## begin PROVIDED TEXT

45. JOB #2...and 'The City'

THE VALHALLA OF ART SUPPLIES

Down the street from the Academy was Flax's, an extraordinary two-level supermarket for art supplies.  Flax's carried everything an artist might dream of, and more.


If I got a position there, I could purchase all the painting supplies I would want...at a significant discount.

As was becoming my custom, I walked in and told the unwelcoming, formidable woman at the desk that I was looking for a position and had an MFA and a great art background.  The answer, as usual, was: 'You and everybody else in the city with an MFA wants a position here.  Sorry, we don't have any openings.'

With uncharacteristic confidence, not knowing that the woman I was talking to was the matriarch of the Flax clan, and, out of desperation, not taking no for an answer, I asked if I could talk to the owner...who happened to be her son.

Reluctantly, she directed me to his office upstairs.

Philip Flax greeted me with a smile, but gave me the same answer I'd heard before...'Sorry.'  However, he happened to be a nice man...with curiosity.  He asked me about myself, my experience, and my past.  In the course of our conversation, I don't remember how, we got around to the subject of wine...apparently a great interest of his.  Unexpectedly, my time at the Ranch House came in handy.  Forget about art, wine was something we BOTH could talk about...

Mr. Flax hired me fulltime...not because I knew a lot about art, rather because I knew a little about wine.

There was an array of interesting people that came into Flax's.  It was THE art supply store in the City.  

One day I was up on the mezzanine when a friendly, heavy-set man dressed casually in a black turtleneck and sport coat came up to me asking for help.  I immediately recognized the distinctive voice that boomed and resonated from the back of his throat: it was Charles Kuralt, a television broadcast commentator who was doing a documentary series called 'On the Road.'  In this program, he went around the country in a motor home interviewing 'ordinary' people who did extraordinary things.  He came into Flax looking for materials to frame a photo he was going to send to one of the humble, 'ordinary' but extraordinary individuals he had met and interviewed on his journey.

## end PROVIDED TEXT
## begin SUPPLIED DATA

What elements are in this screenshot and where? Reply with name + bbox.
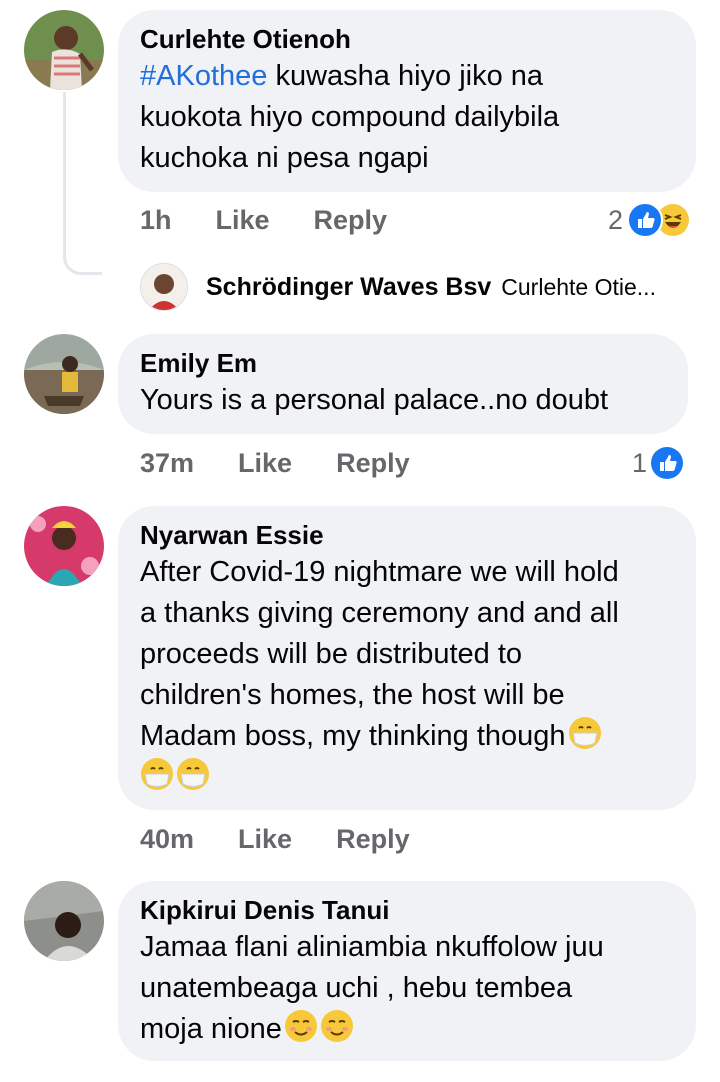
comment-text: #AKothee kuwasha hiyo jiko na kuokota hi… (140, 60, 560, 174)
avatar[interactable] (24, 881, 104, 961)
reaction-count: 2 (608, 204, 624, 235)
reply-button[interactable]: Reply (314, 205, 388, 236)
hashtag-link[interactable]: #AKothee (140, 60, 267, 92)
reaction-summary[interactable]: 2 (608, 200, 690, 240)
comment-bubble: Emily Em Yours is a personal palace..no … (118, 334, 688, 434)
comment-bubble: Curlehte Otienoh #AKothee kuwasha hiyo j… (118, 10, 696, 192)
comment-time[interactable]: 1h (140, 205, 172, 236)
comment-meta: 1h Like Reply (140, 200, 431, 240)
comment-bubble: Nyarwan Essie After Covid-19 nightmare w… (118, 506, 696, 810)
smirk-face-emoji-icon (284, 1009, 318, 1043)
reply-button[interactable]: Reply (336, 824, 410, 855)
reaction-count: 1 (632, 447, 648, 478)
comment-time[interactable]: 37m (140, 448, 194, 479)
comment-text: Yours is a personal palace..no doubt (140, 384, 609, 416)
smirk-face-emoji-icon (320, 1009, 354, 1043)
reaction-summary[interactable]: 1 (632, 443, 684, 483)
comment-meta: 37m Like Reply (140, 443, 454, 483)
like-button[interactable]: Like (216, 205, 270, 236)
like-reaction-icon (627, 202, 664, 238)
avatar[interactable] (24, 10, 104, 90)
like-button[interactable]: Like (238, 448, 292, 479)
mask-face-emoji-icon (568, 716, 602, 750)
mask-face-emoji-icon (176, 757, 210, 791)
comment-author[interactable]: Nyarwan Essie (140, 518, 674, 552)
thread-connector-line (63, 92, 102, 275)
comment-author[interactable]: Emily Em (140, 346, 666, 380)
mask-face-emoji-icon (140, 757, 174, 791)
avatar[interactable] (24, 334, 104, 414)
reply-snippet: Curlehte Otie... (501, 273, 656, 300)
reply-author: Schrödinger Waves Bsv (206, 272, 492, 301)
reply-preview[interactable]: Schrödinger Waves Bsv Curlehte Otie... (140, 262, 656, 312)
like-button[interactable]: Like (238, 824, 292, 855)
comment-time[interactable]: 40m (140, 824, 194, 855)
comment-meta: 40m Like Reply (140, 819, 454, 859)
comment-author[interactable]: Curlehte Otienoh (140, 22, 674, 56)
comment-text: Jamaa flani aliniambia nkuffolow juu una… (140, 931, 604, 1045)
comment-author[interactable]: Kipkirui Denis Tanui (140, 893, 674, 927)
reply-button[interactable]: Reply (336, 448, 410, 479)
like-reaction-icon (651, 447, 684, 479)
comment-bubble: Kipkirui Denis Tanui Jamaa flani aliniam… (118, 881, 696, 1061)
avatar[interactable] (24, 506, 104, 586)
comment-text: After Covid-19 nightmare we will hold a … (140, 552, 674, 798)
reply-avatar (140, 263, 188, 311)
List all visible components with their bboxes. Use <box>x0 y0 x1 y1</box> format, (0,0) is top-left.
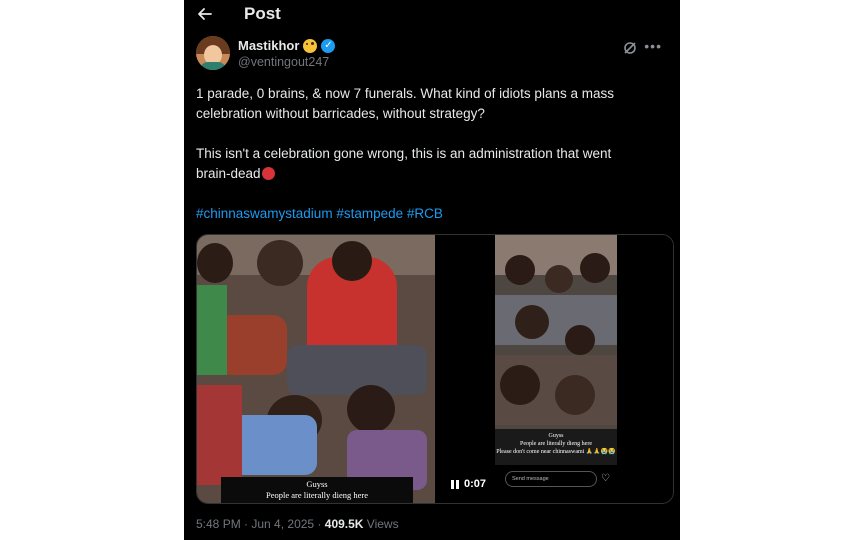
tweet-line: brain-dead <box>196 166 261 181</box>
hashtag-link[interactable]: #chinnaswamystadium <box>196 206 333 221</box>
grok-icon[interactable] <box>622 40 638 56</box>
views-label: Views <box>363 517 399 531</box>
video-controls: 0:07 <box>451 478 486 490</box>
views-count: 409.5K <box>324 517 364 531</box>
hashtag-link[interactable]: #RCB <box>407 206 443 221</box>
video-caption: Guyss People are literally dieng here Pl… <box>495 429 617 465</box>
author-name[interactable]: Mastikhor <box>238 38 299 53</box>
video-frame: Guyss People are literally dieng here Pl… <box>495 235 617 465</box>
tweet-line-last: brain-dead <box>196 164 666 184</box>
hashtag-link[interactable]: #stampede <box>336 206 403 221</box>
video-player[interactable]: Guyss People are literally dieng here Pl… <box>437 235 673 503</box>
avatar[interactable] <box>196 36 230 70</box>
caption-line: Please don't come near chinnaswami 🙏🙏😭😭 <box>496 449 616 455</box>
heart-icon: ♡ <box>601 473 610 484</box>
crowd-photo[interactable]: Guyss People are literally dieng here <box>197 235 435 503</box>
video-time: 0:07 <box>464 478 487 490</box>
media-grid: Guyss People are literally dieng here Gu… <box>196 234 674 504</box>
hashtags: #chinnaswamystadium #stampede #RCB <box>196 206 443 221</box>
author-handle[interactable]: @ventingout247 <box>238 55 329 69</box>
meta-separator: · <box>240 517 252 531</box>
tweet-line: This isn't a celebration gone wrong, thi… <box>196 146 612 161</box>
tweet-line: 1 parade, 0 brains, & now 7 funerals. Wh… <box>196 86 614 101</box>
back-button[interactable] <box>194 3 216 25</box>
caption-line: People are literally dieng here <box>520 441 592 447</box>
laughing-face-emoji-icon <box>303 38 318 53</box>
caption-line: Guyss <box>306 479 328 489</box>
post-time[interactable]: 5:48 PM <box>196 517 241 531</box>
tweet-line: celebration without barricades, without … <box>196 106 485 121</box>
author-row: Mastikhor ✓ @ventingout247 ••• <box>196 36 668 76</box>
meta-separator: · <box>314 517 325 531</box>
post-date[interactable]: Jun 4, 2025 <box>251 517 314 531</box>
page-title: Post <box>244 4 281 23</box>
verified-badge-icon[interactable]: ✓ <box>321 38 336 53</box>
author-name-row: Mastikhor ✓ <box>238 38 336 53</box>
caption-line: Guyss <box>548 433 564 439</box>
caption-line: People are literally dieng here <box>266 490 368 500</box>
post-view: Post Mastikhor ✓ @ventingout247 ••• 1 pa… <box>184 0 680 540</box>
post-meta: 5:48 PM · Jun 4, 2025 · 409.5K Views <box>196 517 399 531</box>
send-message-field: Send message <box>505 471 597 487</box>
angry-face-emoji-icon <box>261 167 275 180</box>
video-caption: Guyss People are literally dieng here <box>221 477 413 503</box>
more-icon[interactable]: ••• <box>644 38 662 54</box>
top-bar: Post <box>184 0 680 28</box>
pause-icon[interactable] <box>451 479 459 489</box>
tweet-text: 1 parade, 0 brains, & now 7 funerals. Wh… <box>196 84 666 184</box>
arrow-left-icon <box>198 8 212 20</box>
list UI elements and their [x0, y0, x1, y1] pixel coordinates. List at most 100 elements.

## end SUPPLIED DATA

**REQUIRED TASK 1**
According to the Flax's passage, why did Philip Flax hire the narrator full-time?
**REQUIRED TASK 2**
Write the next part of the Flax's passage, picking up right after its final sentence.
The rows have no connection to the Flax's passage.

**EXERCISE RESPONSE 1**
He hired the narrator because the narrator knew a little about wine, not because of any art knowledge.

**EXERCISE RESPONSE 2**
A CORNUCOPIA OF POSSIBILITIES

Never having lived in a city, I wasn't aware of the possibilities and opportunities it offered.  I discovered there were innumerable parks, museums, theaters and cinemas, cafes, record shops, and incredible bookstores (my favorite recreation, resource, and place to hang out).

One day I walked out of Flax on a lunch break and there was a crowd gathered in the wonderful record store next door.  I walked inside to find two opera giants, Beverly Sills and Luciano Pavarotti, signing their record album.  A few weeks later, I walked into Brentano's across the street and found pianist Andre Watts signing his albums.  The city was full of excitement.

The first week in the city, I took my break at Flax's and walked across the street to Brentano's super bookstore (three floors of inviting books).  My first purchase was a wonderful, comprehensive monograph of Vincent van Gogh's life and art.

As I had no interest in television, I read a little of my new Van Gogh book each evening after I returned from work and had prepared my dinner.  Like a wonderful movie...or novel...I didn't want it to come to an end.  Thankfully, it lasted for many weeks.  His life became an intimate part of my own life experience.


THE SOUNDS AND LIFE OF THE CITY

Some sounds that I heard are unforgettable and bring back a million memories everytime I think of them:
  • The high-low, deep moan of the fog-horns from the bay.
  • The shrill sound of doormen's whistles echoing through the canyons of the streets.  (These were used to flag taxis in the quaint age before mobile phones, Lyft, Uber, etc.).
  • The early morning echo of banging trashcans as the refuge trucks zipped along the streets.
  • The 5am 'wake-up call' of the whirring cables beginning to hum to prepare for pulling the cable cars up the steep hills.
  • The steam radiator clanging and hissing as the boiler heated up.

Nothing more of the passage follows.